# [REQUIREMENT]
Copy every line, leaving nothing out and adding nothing.

# [THE DATA]
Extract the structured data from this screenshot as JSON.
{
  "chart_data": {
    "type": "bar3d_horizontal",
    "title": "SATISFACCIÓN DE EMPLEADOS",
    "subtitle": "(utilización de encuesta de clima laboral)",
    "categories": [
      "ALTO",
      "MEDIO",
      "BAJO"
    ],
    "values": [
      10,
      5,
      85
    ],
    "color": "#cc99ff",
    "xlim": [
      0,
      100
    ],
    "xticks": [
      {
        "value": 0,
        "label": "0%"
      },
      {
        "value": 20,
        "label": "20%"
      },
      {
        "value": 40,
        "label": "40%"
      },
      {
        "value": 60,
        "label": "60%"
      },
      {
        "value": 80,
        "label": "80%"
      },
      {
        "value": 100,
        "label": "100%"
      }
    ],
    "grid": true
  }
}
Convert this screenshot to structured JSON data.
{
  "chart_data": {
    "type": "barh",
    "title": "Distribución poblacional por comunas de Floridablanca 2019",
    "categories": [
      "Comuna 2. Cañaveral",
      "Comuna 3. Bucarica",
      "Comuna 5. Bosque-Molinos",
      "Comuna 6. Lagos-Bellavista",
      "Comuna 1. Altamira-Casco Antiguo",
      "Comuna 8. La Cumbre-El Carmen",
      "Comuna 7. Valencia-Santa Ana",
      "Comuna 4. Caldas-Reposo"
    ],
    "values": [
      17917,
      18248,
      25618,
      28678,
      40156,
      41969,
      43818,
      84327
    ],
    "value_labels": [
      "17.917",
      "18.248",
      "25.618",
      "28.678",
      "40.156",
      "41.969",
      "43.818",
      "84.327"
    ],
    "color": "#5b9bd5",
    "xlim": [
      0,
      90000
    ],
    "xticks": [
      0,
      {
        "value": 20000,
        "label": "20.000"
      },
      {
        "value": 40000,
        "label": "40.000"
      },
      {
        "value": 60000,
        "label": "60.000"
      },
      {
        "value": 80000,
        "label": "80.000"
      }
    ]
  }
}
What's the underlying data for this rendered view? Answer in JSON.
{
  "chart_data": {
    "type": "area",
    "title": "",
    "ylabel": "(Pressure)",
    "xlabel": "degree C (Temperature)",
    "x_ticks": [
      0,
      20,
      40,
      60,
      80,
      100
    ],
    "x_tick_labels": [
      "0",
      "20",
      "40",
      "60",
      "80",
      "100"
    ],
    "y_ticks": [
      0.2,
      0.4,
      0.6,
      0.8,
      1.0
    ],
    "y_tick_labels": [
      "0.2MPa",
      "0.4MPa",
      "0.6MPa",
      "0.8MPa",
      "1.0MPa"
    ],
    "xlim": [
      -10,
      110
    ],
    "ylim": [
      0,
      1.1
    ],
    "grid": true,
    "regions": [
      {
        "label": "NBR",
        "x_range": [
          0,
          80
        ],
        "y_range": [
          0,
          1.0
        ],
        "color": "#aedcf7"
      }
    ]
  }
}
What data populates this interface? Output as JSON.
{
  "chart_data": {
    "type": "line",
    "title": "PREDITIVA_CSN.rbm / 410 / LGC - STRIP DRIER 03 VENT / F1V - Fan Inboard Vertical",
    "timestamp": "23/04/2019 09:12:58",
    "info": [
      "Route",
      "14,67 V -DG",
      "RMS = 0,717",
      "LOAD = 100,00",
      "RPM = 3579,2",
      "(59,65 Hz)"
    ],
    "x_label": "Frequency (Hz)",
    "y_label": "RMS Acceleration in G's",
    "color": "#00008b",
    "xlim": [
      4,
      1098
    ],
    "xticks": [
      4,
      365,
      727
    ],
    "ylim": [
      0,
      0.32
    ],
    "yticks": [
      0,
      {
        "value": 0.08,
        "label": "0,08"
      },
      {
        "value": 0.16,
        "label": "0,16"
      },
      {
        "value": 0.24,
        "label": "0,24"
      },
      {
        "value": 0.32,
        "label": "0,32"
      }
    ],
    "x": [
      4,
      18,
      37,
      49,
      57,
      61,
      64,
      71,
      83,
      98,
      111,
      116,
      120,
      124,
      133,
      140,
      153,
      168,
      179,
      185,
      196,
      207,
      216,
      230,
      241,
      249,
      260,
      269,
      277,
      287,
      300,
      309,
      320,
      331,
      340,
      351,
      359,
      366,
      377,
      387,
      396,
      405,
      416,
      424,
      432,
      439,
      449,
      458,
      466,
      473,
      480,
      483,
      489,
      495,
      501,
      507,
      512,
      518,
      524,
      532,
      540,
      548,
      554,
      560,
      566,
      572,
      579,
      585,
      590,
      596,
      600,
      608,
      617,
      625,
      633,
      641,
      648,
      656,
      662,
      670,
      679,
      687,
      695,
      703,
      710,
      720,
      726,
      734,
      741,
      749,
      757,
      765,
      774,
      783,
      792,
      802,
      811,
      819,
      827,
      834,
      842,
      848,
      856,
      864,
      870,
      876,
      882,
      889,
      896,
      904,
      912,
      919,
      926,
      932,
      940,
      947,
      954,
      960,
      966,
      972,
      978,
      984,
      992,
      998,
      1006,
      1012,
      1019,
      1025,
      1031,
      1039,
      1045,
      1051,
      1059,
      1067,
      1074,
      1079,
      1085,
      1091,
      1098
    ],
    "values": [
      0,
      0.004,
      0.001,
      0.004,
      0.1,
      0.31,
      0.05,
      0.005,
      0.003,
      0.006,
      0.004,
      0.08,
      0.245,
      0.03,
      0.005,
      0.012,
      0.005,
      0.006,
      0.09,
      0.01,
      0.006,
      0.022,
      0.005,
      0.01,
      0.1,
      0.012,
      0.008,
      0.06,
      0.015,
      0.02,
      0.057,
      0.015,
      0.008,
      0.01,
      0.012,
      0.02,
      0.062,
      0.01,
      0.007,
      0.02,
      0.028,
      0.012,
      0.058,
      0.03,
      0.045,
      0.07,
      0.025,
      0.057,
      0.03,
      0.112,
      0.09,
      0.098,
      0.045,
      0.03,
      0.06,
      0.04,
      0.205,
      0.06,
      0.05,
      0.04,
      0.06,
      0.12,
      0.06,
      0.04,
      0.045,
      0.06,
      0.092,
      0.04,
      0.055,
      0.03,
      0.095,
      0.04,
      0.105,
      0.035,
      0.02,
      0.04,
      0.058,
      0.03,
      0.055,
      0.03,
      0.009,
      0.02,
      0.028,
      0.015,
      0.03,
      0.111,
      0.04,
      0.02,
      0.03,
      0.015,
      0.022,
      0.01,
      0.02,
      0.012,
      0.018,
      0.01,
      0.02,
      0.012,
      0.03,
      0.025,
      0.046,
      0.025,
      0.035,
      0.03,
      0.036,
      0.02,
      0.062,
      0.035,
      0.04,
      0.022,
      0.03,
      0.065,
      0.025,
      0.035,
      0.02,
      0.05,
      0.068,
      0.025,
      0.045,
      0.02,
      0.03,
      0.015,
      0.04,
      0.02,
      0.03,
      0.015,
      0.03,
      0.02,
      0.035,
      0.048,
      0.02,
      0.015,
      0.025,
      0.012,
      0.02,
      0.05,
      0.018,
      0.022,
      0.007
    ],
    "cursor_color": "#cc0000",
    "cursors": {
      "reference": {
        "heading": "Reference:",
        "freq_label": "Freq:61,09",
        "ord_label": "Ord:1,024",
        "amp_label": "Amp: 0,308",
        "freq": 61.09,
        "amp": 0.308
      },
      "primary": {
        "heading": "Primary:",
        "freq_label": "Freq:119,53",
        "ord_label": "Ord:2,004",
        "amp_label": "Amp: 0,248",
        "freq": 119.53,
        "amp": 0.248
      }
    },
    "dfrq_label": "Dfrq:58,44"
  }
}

# [REPLY]
Extract the structured data from this screenshot as JSON.
{
  "chart_data": {
    "type": "bar3d_horizontal",
    "title": "SATISFACCIÓN DE EMPLEADOS",
    "subtitle": "(utilización de encuesta de clima laboral)",
    "categories": [
      "ALTO",
      "MEDIO",
      "BAJO"
    ],
    "values": [
      10,
      5,
      85
    ],
    "color": "#cc99ff",
    "xlim": [
      0,
      100
    ],
    "xticks": [
      {
        "value": 0,
        "label": "0%"
      },
      {
        "value": 20,
        "label": "20%"
      },
      {
        "value": 40,
        "label": "40%"
      },
      {
        "value": 60,
        "label": "60%"
      },
      {
        "value": 80,
        "label": "80%"
      },
      {
        "value": 100,
        "label": "100%"
      }
    ],
    "grid": true
  }
}
Convert this screenshot to structured JSON data.
{
  "chart_data": {
    "type": "barh",
    "title": "Distribución poblacional por comunas de Floridablanca 2019",
    "categories": [
      "Comuna 2. Cañaveral",
      "Comuna 3. Bucarica",
      "Comuna 5. Bosque-Molinos",
      "Comuna 6. Lagos-Bellavista",
      "Comuna 1. Altamira-Casco Antiguo",
      "Comuna 8. La Cumbre-El Carmen",
      "Comuna 7. Valencia-Santa Ana",
      "Comuna 4. Caldas-Reposo"
    ],
    "values": [
      17917,
      18248,
      25618,
      28678,
      40156,
      41969,
      43818,
      84327
    ],
    "value_labels": [
      "17.917",
      "18.248",
      "25.618",
      "28.678",
      "40.156",
      "41.969",
      "43.818",
      "84.327"
    ],
    "color": "#5b9bd5",
    "xlim": [
      0,
      90000
    ],
    "xticks": [
      0,
      {
        "value": 20000,
        "label": "20.000"
      },
      {
        "value": 40000,
        "label": "40.000"
      },
      {
        "value": 60000,
        "label": "60.000"
      },
      {
        "value": 80000,
        "label": "80.000"
      }
    ]
  }
}
What's the underlying data for this rendered view? Answer in JSON.
{
  "chart_data": {
    "type": "area",
    "title": "",
    "ylabel": "(Pressure)",
    "xlabel": "degree C (Temperature)",
    "x_ticks": [
      0,
      20,
      40,
      60,
      80,
      100
    ],
    "x_tick_labels": [
      "0",
      "20",
      "40",
      "60",
      "80",
      "100"
    ],
    "y_ticks": [
      0.2,
      0.4,
      0.6,
      0.8,
      1.0
    ],
    "y_tick_labels": [
      "0.2MPa",
      "0.4MPa",
      "0.6MPa",
      "0.8MPa",
      "1.0MPa"
    ],
    "xlim": [
      -10,
      110
    ],
    "ylim": [
      0,
      1.1
    ],
    "grid": true,
    "regions": [
      {
        "label": "NBR",
        "x_range": [
          0,
          80
        ],
        "y_range": [
          0,
          1.0
        ],
        "color": "#aedcf7"
      }
    ]
  }
}
What data populates this interface? Output as JSON.
{
  "chart_data": {
    "type": "line",
    "title": "PREDITIVA_CSN.rbm / 410 / LGC - STRIP DRIER 03 VENT / F1V - Fan Inboard Vertical",
    "timestamp": "23/04/2019 09:12:58",
    "info": [
      "Route",
      "14,67 V -DG",
      "RMS = 0,717",
      "LOAD = 100,00",
      "RPM = 3579,2",
      "(59,65 Hz)"
    ],
    "x_label": "Frequency (Hz)",
    "y_label": "RMS Acceleration in G's",
    "color": "#00008b",
    "xlim": [
      4,
      1098
    ],
    "xticks": [
      4,
      365,
      727
    ],
    "ylim": [
      0,
      0.32
    ],
    "yticks": [
      0,
      {
        "value": 0.08,
        "label": "0,08"
      },
      {
        "value": 0.16,
        "label": "0,16"
      },
      {
        "value": 0.24,
        "label": "0,24"
      },
      {
        "value": 0.32,
        "label": "0,32"
      }
    ],
    "x": [
      4,
      18,
      37,
      49,
      57,
      61,
      64,
      71,
      83,
      98,
      111,
      116,
      120,
      124,
      133,
      140,
      153,
      168,
      179,
      185,
      196,
      207,
      216,
      230,
      241,
      249,
      260,
      269,
      277,
      287,
      300,
      309,
      320,
      331,
      340,
      351,
      359,
      366,
      377,
      387,
      396,
      405,
      416,
      424,
      432,
      439,
      449,
      458,
      466,
      473,
      480,
      483,
      489,
      495,
      501,
      507,
      512,
      518,
      524,
      532,
      540,
      548,
      554,
      560,
      566,
      572,
      579,
      585,
      590,
      596,
      600,
      608,
      617,
      625,
      633,
      641,
      648,
      656,
      662,
      670,
      679,
      687,
      695,
      703,
      710,
      720,
      726,
      734,
      741,
      749,
      757,
      765,
      774,
      783,
      792,
      802,
      811,
      819,
      827,
      834,
      842,
      848,
      856,
      864,
      870,
      876,
      882,
      889,
      896,
      904,
      912,
      919,
      926,
      932,
      940,
      947,
      954,
      960,
      966,
      972,
      978,
      984,
      992,
      998,
      1006,
      1012,
      1019,
      1025,
      1031,
      1039,
      1045,
      1051,
      1059,
      1067,
      1074,
      1079,
      1085,
      1091,
      1098
    ],
    "values": [
      0,
      0.004,
      0.001,
      0.004,
      0.1,
      0.31,
      0.05,
      0.005,
      0.003,
      0.006,
      0.004,
      0.08,
      0.245,
      0.03,
      0.005,
      0.012,
      0.005,
      0.006,
      0.09,
      0.01,
      0.006,
      0.022,
      0.005,
      0.01,
      0.1,
      0.012,
      0.008,
      0.06,
      0.015,
      0.02,
      0.057,
      0.015,
      0.008,
      0.01,
      0.012,
      0.02,
      0.062,
      0.01,
      0.007,
      0.02,
      0.028,
      0.012,
      0.058,
      0.03,
      0.045,
      0.07,
      0.025,
      0.057,
      0.03,
      0.112,
      0.09,
      0.098,
      0.045,
      0.03,
      0.06,
      0.04,
      0.205,
      0.06,
      0.05,
      0.04,
      0.06,
      0.12,
      0.06,
      0.04,
      0.045,
      0.06,
      0.092,
      0.04,
      0.055,
      0.03,
      0.095,
      0.04,
      0.105,
      0.035,
      0.02,
      0.04,
      0.058,
      0.03,
      0.055,
      0.03,
      0.009,
      0.02,
      0.028,
      0.015,
      0.03,
      0.111,
      0.04,
      0.02,
      0.03,
      0.015,
      0.022,
      0.01,
      0.02,
      0.012,
      0.018,
      0.01,
      0.02,
      0.012,
      0.03,
      0.025,
      0.046,
      0.025,
      0.035,
      0.03,
      0.036,
      0.02,
      0.062,
      0.035,
      0.04,
      0.022,
      0.03,
      0.065,
      0.025,
      0.035,
      0.02,
      0.05,
      0.068,
      0.025,
      0.045,
      0.02,
      0.03,
      0.015,
      0.04,
      0.02,
      0.03,
      0.015,
      0.03,
      0.02,
      0.035,
      0.048,
      0.02,
      0.015,
      0.025,
      0.012,
      0.02,
      0.05,
      0.018,
      0.022,
      0.007
    ],
    "cursor_color": "#cc0000",
    "cursors": {
      "reference": {
        "heading": "Reference:",
        "freq_label": "Freq:61,09",
        "ord_label": "Ord:1,024",
        "amp_label": "Amp: 0,308",
        "freq": 61.09,
        "amp": 0.308
      },
      "primary": {
        "heading": "Primary:",
        "freq_label": "Freq:119,53",
        "ord_label": "Ord:2,004",
        "amp_label": "Amp: 0,248",
        "freq": 119.53,
        "amp": 0.248
      }
    },
    "dfrq_label": "Dfrq:58,44"
  }
}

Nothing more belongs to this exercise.